Stated problem:
Where a line of the listing below includes the word "name", reproduce that line.

════════════════════

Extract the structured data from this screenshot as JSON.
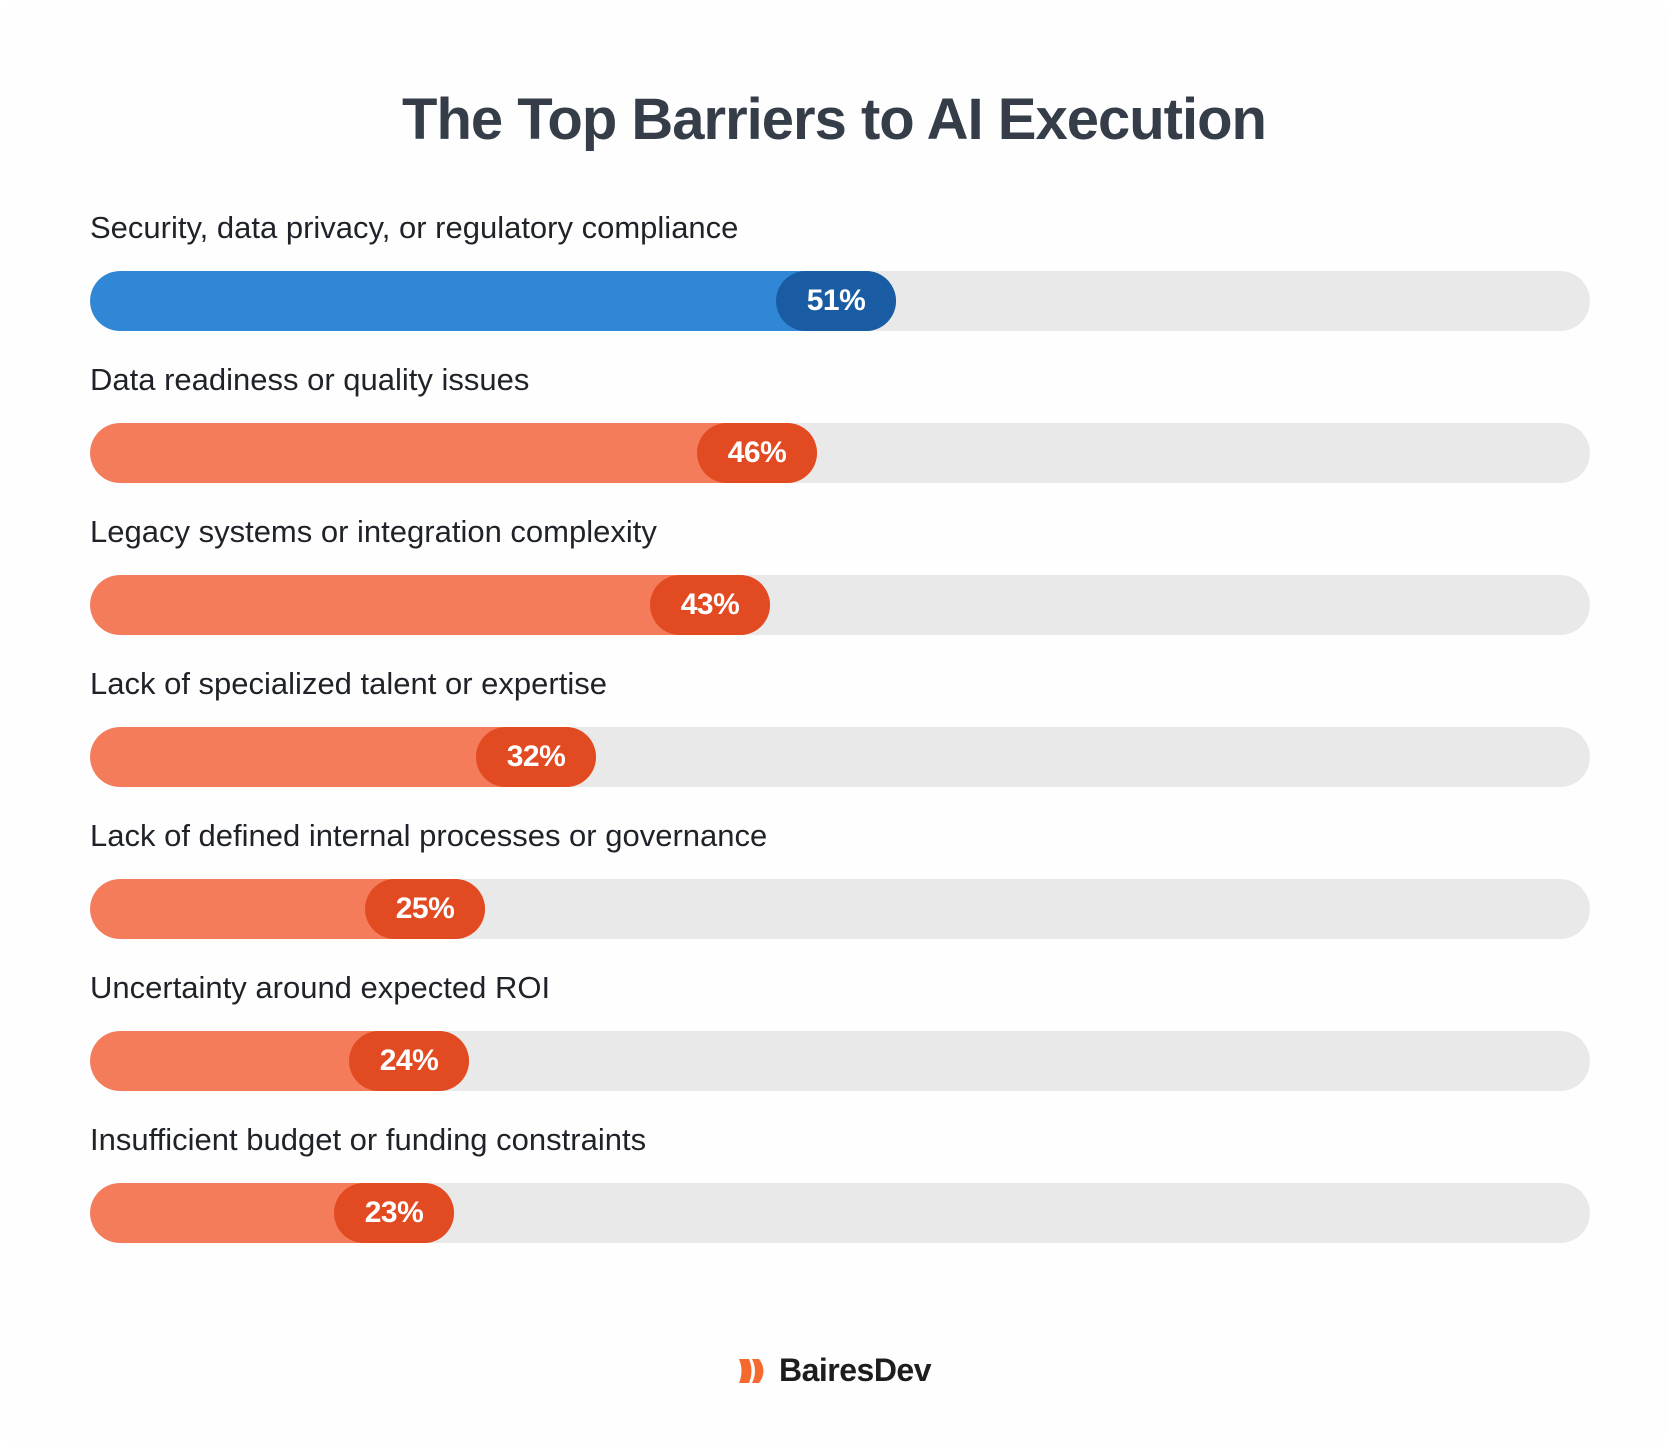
{
  "colors": {
    "highlight_fill": "#3087d6",
    "highlight_badge": "#1a5ca3",
    "default_fill": "#f47c5a",
    "default_badge": "#e24a22",
    "track": "#e9e9e9",
    "title": "#353d49",
    "logo_orange": "#f46a2e"
  },
  "brand": {
    "name": "BairesDev",
    "icon": "bairesdev-logo-icon"
  },
  "chart_data": {
    "type": "bar",
    "orientation": "horizontal",
    "title": "The Top Barriers to AI Execution",
    "xlabel": "",
    "ylabel": "",
    "xlim": [
      0,
      100
    ],
    "grid": false,
    "categories": [
      "Security, data privacy, or regulatory compliance",
      "Data readiness or quality issues",
      "Legacy systems or integration complexity",
      "Lack of specialized talent or expertise",
      "Lack of defined internal processes or governance",
      "Uncertainty around expected ROI",
      "Insufficient budget or funding constraints"
    ],
    "values": [
      51,
      46,
      43,
      32,
      25,
      24,
      23
    ],
    "value_labels": [
      "51%",
      "46%",
      "43%",
      "32%",
      "25%",
      "24%",
      "23%"
    ],
    "highlighted_index": 0
  }
}
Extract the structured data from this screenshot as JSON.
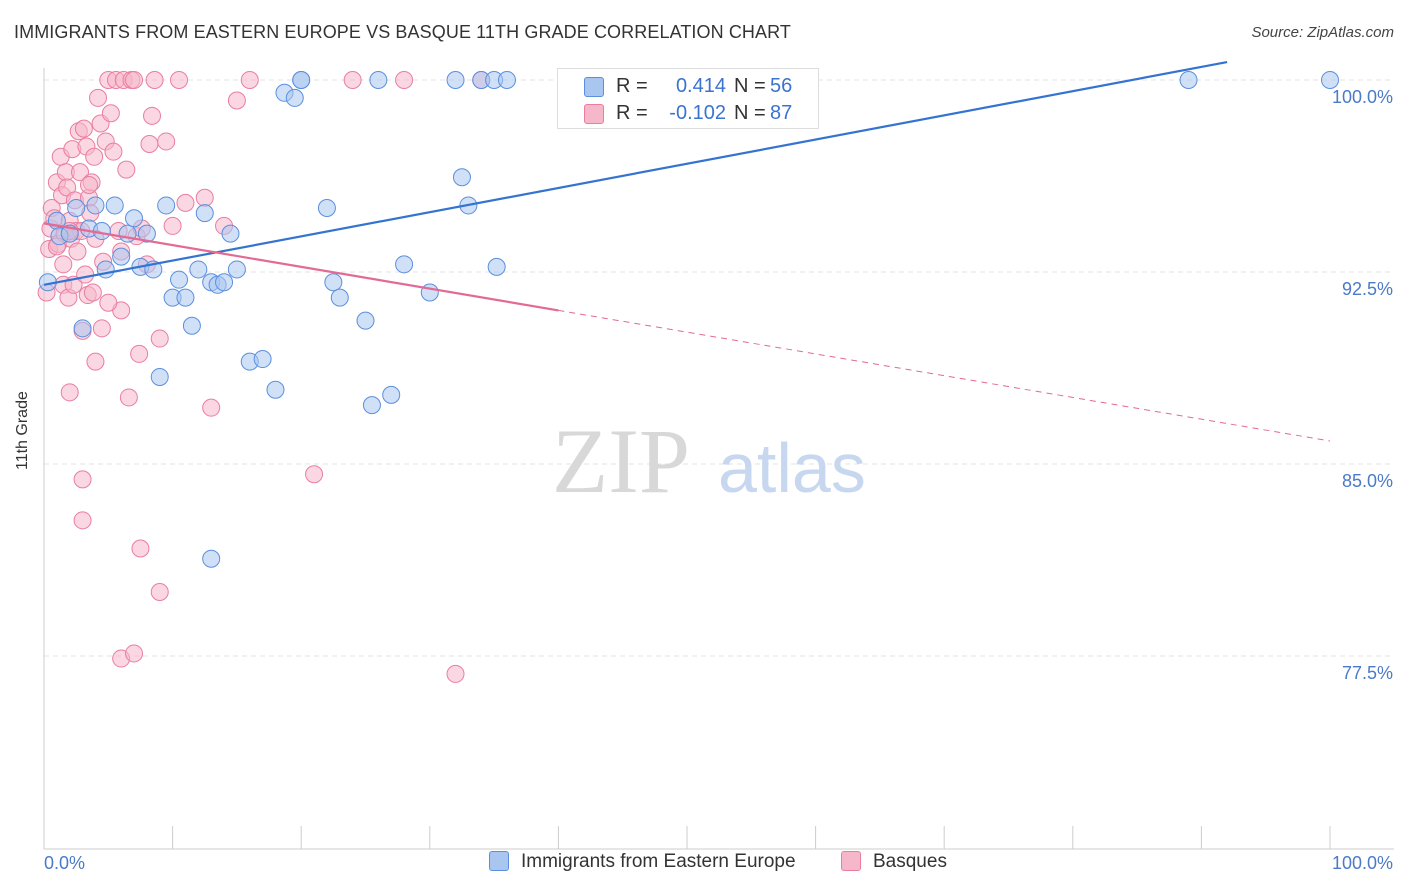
{
  "title": "IMMIGRANTS FROM EASTERN EUROPE VS BASQUE 11TH GRADE CORRELATION CHART",
  "source": "Source: ZipAtlas.com",
  "watermark": {
    "zip": "ZIP",
    "atlas": "atlas"
  },
  "legend": {
    "r_label": "R =",
    "n_label": "N =",
    "rows": [
      {
        "r": "0.414",
        "n": "56"
      },
      {
        "r": "-0.102",
        "n": "87"
      }
    ]
  },
  "colors": {
    "blue_fill": "#a9c6f0",
    "blue_stroke": "#5b8fde",
    "blue_line": "#3474d0",
    "pink_fill": "#f6b7cb",
    "pink_stroke": "#ea7ea0",
    "pink_line": "#e26a94",
    "grid": "#e3e3e3",
    "tick_text": "#4a7ac8"
  },
  "chart_data": {
    "type": "scatter",
    "title": "IMMIGRANTS FROM EASTERN EUROPE VS BASQUE 11TH GRADE CORRELATION CHART",
    "xlabel": "",
    "ylabel": "11th Grade",
    "xlim": [
      0,
      100
    ],
    "ylim": [
      70.0,
      100.8
    ],
    "x_tick_labels": [
      "0.0%",
      "100.0%"
    ],
    "y_ticks": [
      77.5,
      85.0,
      92.5,
      100.0
    ],
    "y_tick_labels": [
      "77.5%",
      "85.0%",
      "92.5%",
      "100.0%"
    ],
    "grid": true,
    "series": [
      {
        "name": "Immigrants from Eastern Europe",
        "color": "blue",
        "trend": {
          "x": [
            0,
            92
          ],
          "y": [
            92.0,
            100.7
          ],
          "dashed_to": null
        },
        "points": [
          [
            0.3,
            92.1
          ],
          [
            1.0,
            94.5
          ],
          [
            1.2,
            93.9
          ],
          [
            2.0,
            94.0
          ],
          [
            2.5,
            95.0
          ],
          [
            3.0,
            90.3
          ],
          [
            3.5,
            94.2
          ],
          [
            4.0,
            95.1
          ],
          [
            4.5,
            94.1
          ],
          [
            5.5,
            95.1
          ],
          [
            6.0,
            93.1
          ],
          [
            6.5,
            94.0
          ],
          [
            7.0,
            94.6
          ],
          [
            7.5,
            92.7
          ],
          [
            8.0,
            94.0
          ],
          [
            8.5,
            92.6
          ],
          [
            9.0,
            88.4
          ],
          [
            9.5,
            95.1
          ],
          [
            10.0,
            91.5
          ],
          [
            10.5,
            92.2
          ],
          [
            11.0,
            91.5
          ],
          [
            11.5,
            90.4
          ],
          [
            12.0,
            92.6
          ],
          [
            12.5,
            94.8
          ],
          [
            13.0,
            92.1
          ],
          [
            13.5,
            92.0
          ],
          [
            14.0,
            92.1
          ],
          [
            14.5,
            94.0
          ],
          [
            15.0,
            92.6
          ],
          [
            16.0,
            89.0
          ],
          [
            17.0,
            89.1
          ],
          [
            18.0,
            87.9
          ],
          [
            18.7,
            99.5
          ],
          [
            19.5,
            99.3
          ],
          [
            20.0,
            100.0
          ],
          [
            22.0,
            95.0
          ],
          [
            22.5,
            92.1
          ],
          [
            23.0,
            91.5
          ],
          [
            25.0,
            90.6
          ],
          [
            25.5,
            87.3
          ],
          [
            27.0,
            87.7
          ],
          [
            28.0,
            92.8
          ],
          [
            30.0,
            91.7
          ],
          [
            32.0,
            100.0
          ],
          [
            32.5,
            96.2
          ],
          [
            33.0,
            95.1
          ],
          [
            34.0,
            100.0
          ],
          [
            35.0,
            100.0
          ],
          [
            35.2,
            92.7
          ],
          [
            36.0,
            100.0
          ],
          [
            20.0,
            100.0
          ],
          [
            26.0,
            100.0
          ],
          [
            13.0,
            81.3
          ],
          [
            89.0,
            100.0
          ],
          [
            100.0,
            100.0
          ],
          [
            4.8,
            92.6
          ]
        ]
      },
      {
        "name": "Basques",
        "color": "pink",
        "trend": {
          "x": [
            0,
            40
          ],
          "y": [
            94.4,
            91.0
          ],
          "dashed_to": [
            100,
            85.9
          ]
        },
        "points": [
          [
            0.2,
            91.7
          ],
          [
            0.4,
            93.4
          ],
          [
            0.5,
            94.2
          ],
          [
            0.6,
            95.0
          ],
          [
            0.8,
            94.6
          ],
          [
            1.0,
            96.0
          ],
          [
            1.1,
            93.6
          ],
          [
            1.3,
            97.0
          ],
          [
            1.4,
            95.5
          ],
          [
            1.5,
            92.0
          ],
          [
            1.6,
            94.0
          ],
          [
            1.7,
            96.4
          ],
          [
            1.8,
            95.8
          ],
          [
            1.9,
            91.5
          ],
          [
            2.0,
            94.5
          ],
          [
            2.1,
            93.8
          ],
          [
            2.2,
            97.3
          ],
          [
            2.3,
            92.0
          ],
          [
            2.4,
            95.3
          ],
          [
            2.5,
            94.1
          ],
          [
            2.6,
            93.3
          ],
          [
            2.7,
            98.0
          ],
          [
            2.8,
            96.4
          ],
          [
            2.9,
            94.1
          ],
          [
            3.0,
            90.2
          ],
          [
            3.1,
            98.1
          ],
          [
            3.2,
            92.4
          ],
          [
            3.3,
            97.4
          ],
          [
            3.4,
            91.6
          ],
          [
            3.5,
            95.4
          ],
          [
            3.6,
            94.8
          ],
          [
            3.7,
            96.0
          ],
          [
            3.8,
            91.7
          ],
          [
            3.9,
            97.0
          ],
          [
            4.0,
            93.8
          ],
          [
            4.2,
            99.3
          ],
          [
            4.4,
            98.3
          ],
          [
            4.5,
            90.3
          ],
          [
            4.6,
            92.9
          ],
          [
            4.8,
            97.6
          ],
          [
            5.0,
            100.0
          ],
          [
            5.2,
            98.7
          ],
          [
            5.4,
            97.2
          ],
          [
            5.6,
            100.0
          ],
          [
            5.8,
            94.1
          ],
          [
            6.0,
            91.0
          ],
          [
            6.2,
            100.0
          ],
          [
            6.4,
            96.5
          ],
          [
            6.6,
            87.6
          ],
          [
            6.8,
            100.0
          ],
          [
            7.0,
            100.0
          ],
          [
            7.2,
            93.9
          ],
          [
            7.4,
            89.3
          ],
          [
            7.6,
            94.2
          ],
          [
            8.0,
            92.8
          ],
          [
            8.2,
            97.5
          ],
          [
            8.4,
            98.6
          ],
          [
            8.6,
            100.0
          ],
          [
            9.0,
            89.9
          ],
          [
            9.5,
            97.6
          ],
          [
            10.0,
            94.3
          ],
          [
            10.5,
            100.0
          ],
          [
            11.0,
            95.2
          ],
          [
            12.5,
            95.4
          ],
          [
            13.0,
            87.2
          ],
          [
            14.0,
            94.3
          ],
          [
            15.0,
            99.2
          ],
          [
            16.0,
            100.0
          ],
          [
            2.0,
            87.8
          ],
          [
            3.0,
            84.4
          ],
          [
            3.0,
            82.8
          ],
          [
            6.0,
            77.4
          ],
          [
            7.0,
            77.6
          ],
          [
            7.5,
            81.7
          ],
          [
            9.0,
            80.0
          ],
          [
            21.0,
            84.6
          ],
          [
            24.0,
            100.0
          ],
          [
            28.0,
            100.0
          ],
          [
            32.0,
            76.8
          ],
          [
            34.0,
            100.0
          ],
          [
            4.0,
            89.0
          ],
          [
            5.0,
            91.3
          ],
          [
            1.0,
            93.5
          ],
          [
            2.0,
            94.1
          ],
          [
            3.5,
            95.9
          ],
          [
            1.5,
            92.8
          ],
          [
            6.0,
            93.3
          ]
        ]
      }
    ],
    "series_labels": [
      "Immigrants from Eastern Europe",
      "Basques"
    ]
  }
}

════════════════════

Answer to this problem:
    "name": "BairesDev",
        "name": "Immigrants from Eastern Europe",
        "name": "Basques",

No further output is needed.